▶ _Description of the task_:
Copy the data that follows exactly. Include no pictures.

[Stored data]
____________

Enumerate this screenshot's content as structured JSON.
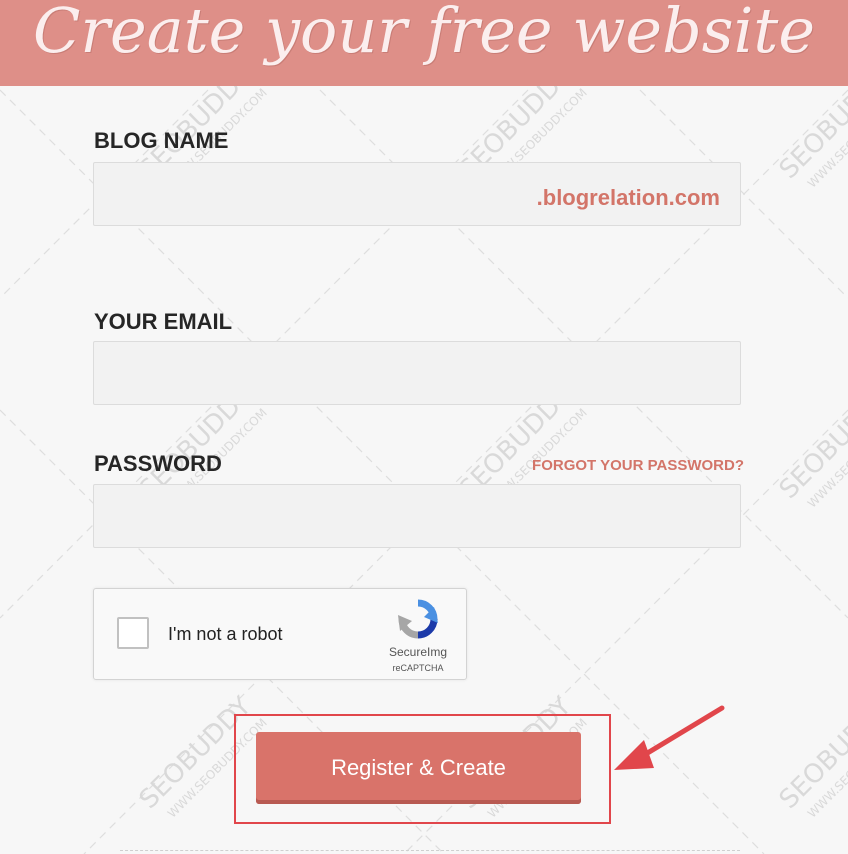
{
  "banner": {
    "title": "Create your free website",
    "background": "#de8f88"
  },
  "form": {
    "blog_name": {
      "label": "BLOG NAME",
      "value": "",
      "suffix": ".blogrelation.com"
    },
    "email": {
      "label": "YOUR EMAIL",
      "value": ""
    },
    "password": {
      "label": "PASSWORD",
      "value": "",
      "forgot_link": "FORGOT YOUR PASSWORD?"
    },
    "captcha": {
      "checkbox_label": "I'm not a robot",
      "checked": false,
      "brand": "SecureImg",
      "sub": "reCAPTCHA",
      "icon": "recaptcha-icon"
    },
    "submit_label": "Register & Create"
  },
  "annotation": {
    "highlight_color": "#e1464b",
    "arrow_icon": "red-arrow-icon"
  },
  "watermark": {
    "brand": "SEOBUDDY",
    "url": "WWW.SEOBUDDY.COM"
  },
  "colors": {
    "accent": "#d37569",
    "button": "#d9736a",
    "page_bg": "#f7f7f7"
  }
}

____________

▶ _Task solution_:
Enumerate this screenshot's content as structured JSON.
{
  "banner": {
    "title": "Create your free website",
    "background": "#de8f88"
  },
  "form": {
    "blog_name": {
      "label": "BLOG NAME",
      "value": "",
      "suffix": ".blogrelation.com"
    },
    "email": {
      "label": "YOUR EMAIL",
      "value": ""
    },
    "password": {
      "label": "PASSWORD",
      "value": "",
      "forgot_link": "FORGOT YOUR PASSWORD?"
    },
    "captcha": {
      "checkbox_label": "I'm not a robot",
      "checked": false,
      "brand": "SecureImg",
      "sub": "reCAPTCHA",
      "icon": "recaptcha-icon"
    },
    "submit_label": "Register & Create"
  },
  "annotation": {
    "highlight_color": "#e1464b",
    "arrow_icon": "red-arrow-icon"
  },
  "watermark": {
    "brand": "SEOBUDDY",
    "url": "WWW.SEOBUDDY.COM"
  },
  "colors": {
    "accent": "#d37569",
    "button": "#d9736a",
    "page_bg": "#f7f7f7"
  }
}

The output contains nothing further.